§ DATA FOR PROCESSING
┌──

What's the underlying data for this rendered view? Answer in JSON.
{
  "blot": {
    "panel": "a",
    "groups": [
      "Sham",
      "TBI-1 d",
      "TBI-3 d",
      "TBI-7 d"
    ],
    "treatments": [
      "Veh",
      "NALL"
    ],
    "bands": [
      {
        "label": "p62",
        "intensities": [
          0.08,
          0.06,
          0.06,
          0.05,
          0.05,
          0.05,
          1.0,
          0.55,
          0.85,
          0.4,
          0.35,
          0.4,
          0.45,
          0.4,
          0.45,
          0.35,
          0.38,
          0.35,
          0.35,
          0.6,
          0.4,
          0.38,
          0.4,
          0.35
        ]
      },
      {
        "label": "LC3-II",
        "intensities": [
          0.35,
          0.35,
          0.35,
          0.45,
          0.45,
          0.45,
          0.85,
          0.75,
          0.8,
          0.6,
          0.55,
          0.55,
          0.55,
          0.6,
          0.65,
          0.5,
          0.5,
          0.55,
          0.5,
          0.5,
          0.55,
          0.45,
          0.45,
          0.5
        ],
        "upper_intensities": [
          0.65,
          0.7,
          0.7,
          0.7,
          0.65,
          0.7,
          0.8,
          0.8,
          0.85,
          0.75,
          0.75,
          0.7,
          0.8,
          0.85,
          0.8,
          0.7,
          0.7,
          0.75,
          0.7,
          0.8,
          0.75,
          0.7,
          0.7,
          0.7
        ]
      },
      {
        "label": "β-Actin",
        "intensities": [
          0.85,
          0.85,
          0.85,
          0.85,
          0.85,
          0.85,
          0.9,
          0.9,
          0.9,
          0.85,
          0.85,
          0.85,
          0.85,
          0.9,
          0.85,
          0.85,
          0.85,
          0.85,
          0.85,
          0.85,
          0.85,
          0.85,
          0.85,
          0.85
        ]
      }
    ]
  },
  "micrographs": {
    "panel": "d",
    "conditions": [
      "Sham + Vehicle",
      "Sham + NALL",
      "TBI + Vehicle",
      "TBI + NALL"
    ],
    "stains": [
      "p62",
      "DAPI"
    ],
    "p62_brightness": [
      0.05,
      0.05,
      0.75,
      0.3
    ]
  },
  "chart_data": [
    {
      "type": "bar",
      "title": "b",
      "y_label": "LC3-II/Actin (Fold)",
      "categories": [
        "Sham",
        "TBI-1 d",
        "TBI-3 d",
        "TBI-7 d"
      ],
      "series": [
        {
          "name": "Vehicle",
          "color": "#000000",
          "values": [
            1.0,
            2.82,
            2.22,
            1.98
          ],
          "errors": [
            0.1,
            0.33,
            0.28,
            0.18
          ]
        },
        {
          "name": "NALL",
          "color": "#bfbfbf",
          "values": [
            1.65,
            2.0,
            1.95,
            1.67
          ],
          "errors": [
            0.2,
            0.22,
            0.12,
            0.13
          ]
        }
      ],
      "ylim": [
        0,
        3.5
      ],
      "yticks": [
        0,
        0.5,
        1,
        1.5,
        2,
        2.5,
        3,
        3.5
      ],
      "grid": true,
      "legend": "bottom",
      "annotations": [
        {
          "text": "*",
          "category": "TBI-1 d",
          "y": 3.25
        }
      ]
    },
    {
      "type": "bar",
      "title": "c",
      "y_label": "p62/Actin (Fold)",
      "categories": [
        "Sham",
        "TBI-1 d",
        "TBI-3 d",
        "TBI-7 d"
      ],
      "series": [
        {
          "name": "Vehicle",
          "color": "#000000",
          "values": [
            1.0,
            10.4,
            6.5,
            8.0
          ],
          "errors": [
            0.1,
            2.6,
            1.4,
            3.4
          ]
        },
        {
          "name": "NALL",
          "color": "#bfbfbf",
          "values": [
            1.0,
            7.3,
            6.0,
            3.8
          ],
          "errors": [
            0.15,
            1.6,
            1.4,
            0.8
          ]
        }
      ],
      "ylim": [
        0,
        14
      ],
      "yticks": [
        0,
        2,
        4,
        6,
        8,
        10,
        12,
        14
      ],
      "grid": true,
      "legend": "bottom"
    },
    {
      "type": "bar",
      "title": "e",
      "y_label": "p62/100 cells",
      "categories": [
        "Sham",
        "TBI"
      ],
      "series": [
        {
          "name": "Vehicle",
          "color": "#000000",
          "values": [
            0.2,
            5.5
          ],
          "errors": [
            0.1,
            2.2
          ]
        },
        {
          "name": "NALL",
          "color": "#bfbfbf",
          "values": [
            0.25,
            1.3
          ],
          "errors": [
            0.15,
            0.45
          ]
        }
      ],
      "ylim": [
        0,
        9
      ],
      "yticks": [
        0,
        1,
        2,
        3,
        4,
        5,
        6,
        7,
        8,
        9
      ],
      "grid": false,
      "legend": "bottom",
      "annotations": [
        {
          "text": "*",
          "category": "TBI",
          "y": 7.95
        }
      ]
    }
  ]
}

└──

§ TRY IT
Every line above should be written out again exactly as it stands.

§ ANSWER TO THE PROBLEM
What's the underlying data for this rendered view? Answer in JSON.
{
  "blot": {
    "panel": "a",
    "groups": [
      "Sham",
      "TBI-1 d",
      "TBI-3 d",
      "TBI-7 d"
    ],
    "treatments": [
      "Veh",
      "NALL"
    ],
    "bands": [
      {
        "label": "p62",
        "intensities": [
          0.08,
          0.06,
          0.06,
          0.05,
          0.05,
          0.05,
          1.0,
          0.55,
          0.85,
          0.4,
          0.35,
          0.4,
          0.45,
          0.4,
          0.45,
          0.35,
          0.38,
          0.35,
          0.35,
          0.6,
          0.4,
          0.38,
          0.4,
          0.35
        ]
      },
      {
        "label": "LC3-II",
        "intensities": [
          0.35,
          0.35,
          0.35,
          0.45,
          0.45,
          0.45,
          0.85,
          0.75,
          0.8,
          0.6,
          0.55,
          0.55,
          0.55,
          0.6,
          0.65,
          0.5,
          0.5,
          0.55,
          0.5,
          0.5,
          0.55,
          0.45,
          0.45,
          0.5
        ],
        "upper_intensities": [
          0.65,
          0.7,
          0.7,
          0.7,
          0.65,
          0.7,
          0.8,
          0.8,
          0.85,
          0.75,
          0.75,
          0.7,
          0.8,
          0.85,
          0.8,
          0.7,
          0.7,
          0.75,
          0.7,
          0.8,
          0.75,
          0.7,
          0.7,
          0.7
        ]
      },
      {
        "label": "β-Actin",
        "intensities": [
          0.85,
          0.85,
          0.85,
          0.85,
          0.85,
          0.85,
          0.9,
          0.9,
          0.9,
          0.85,
          0.85,
          0.85,
          0.85,
          0.9,
          0.85,
          0.85,
          0.85,
          0.85,
          0.85,
          0.85,
          0.85,
          0.85,
          0.85,
          0.85
        ]
      }
    ]
  },
  "micrographs": {
    "panel": "d",
    "conditions": [
      "Sham + Vehicle",
      "Sham + NALL",
      "TBI + Vehicle",
      "TBI + NALL"
    ],
    "stains": [
      "p62",
      "DAPI"
    ],
    "p62_brightness": [
      0.05,
      0.05,
      0.75,
      0.3
    ]
  },
  "chart_data": [
    {
      "type": "bar",
      "title": "b",
      "y_label": "LC3-II/Actin (Fold)",
      "categories": [
        "Sham",
        "TBI-1 d",
        "TBI-3 d",
        "TBI-7 d"
      ],
      "series": [
        {
          "name": "Vehicle",
          "color": "#000000",
          "values": [
            1.0,
            2.82,
            2.22,
            1.98
          ],
          "errors": [
            0.1,
            0.33,
            0.28,
            0.18
          ]
        },
        {
          "name": "NALL",
          "color": "#bfbfbf",
          "values": [
            1.65,
            2.0,
            1.95,
            1.67
          ],
          "errors": [
            0.2,
            0.22,
            0.12,
            0.13
          ]
        }
      ],
      "ylim": [
        0,
        3.5
      ],
      "yticks": [
        0,
        0.5,
        1,
        1.5,
        2,
        2.5,
        3,
        3.5
      ],
      "grid": true,
      "legend": "bottom",
      "annotations": [
        {
          "text": "*",
          "category": "TBI-1 d",
          "y": 3.25
        }
      ]
    },
    {
      "type": "bar",
      "title": "c",
      "y_label": "p62/Actin (Fold)",
      "categories": [
        "Sham",
        "TBI-1 d",
        "TBI-3 d",
        "TBI-7 d"
      ],
      "series": [
        {
          "name": "Vehicle",
          "color": "#000000",
          "values": [
            1.0,
            10.4,
            6.5,
            8.0
          ],
          "errors": [
            0.1,
            2.6,
            1.4,
            3.4
          ]
        },
        {
          "name": "NALL",
          "color": "#bfbfbf",
          "values": [
            1.0,
            7.3,
            6.0,
            3.8
          ],
          "errors": [
            0.15,
            1.6,
            1.4,
            0.8
          ]
        }
      ],
      "ylim": [
        0,
        14
      ],
      "yticks": [
        0,
        2,
        4,
        6,
        8,
        10,
        12,
        14
      ],
      "grid": true,
      "legend": "bottom"
    },
    {
      "type": "bar",
      "title": "e",
      "y_label": "p62/100 cells",
      "categories": [
        "Sham",
        "TBI"
      ],
      "series": [
        {
          "name": "Vehicle",
          "color": "#000000",
          "values": [
            0.2,
            5.5
          ],
          "errors": [
            0.1,
            2.2
          ]
        },
        {
          "name": "NALL",
          "color": "#bfbfbf",
          "values": [
            0.25,
            1.3
          ],
          "errors": [
            0.15,
            0.45
          ]
        }
      ],
      "ylim": [
        0,
        9
      ],
      "yticks": [
        0,
        1,
        2,
        3,
        4,
        5,
        6,
        7,
        8,
        9
      ],
      "grid": false,
      "legend": "bottom",
      "annotations": [
        {
          "text": "*",
          "category": "TBI",
          "y": 7.95
        }
      ]
    }
  ]
}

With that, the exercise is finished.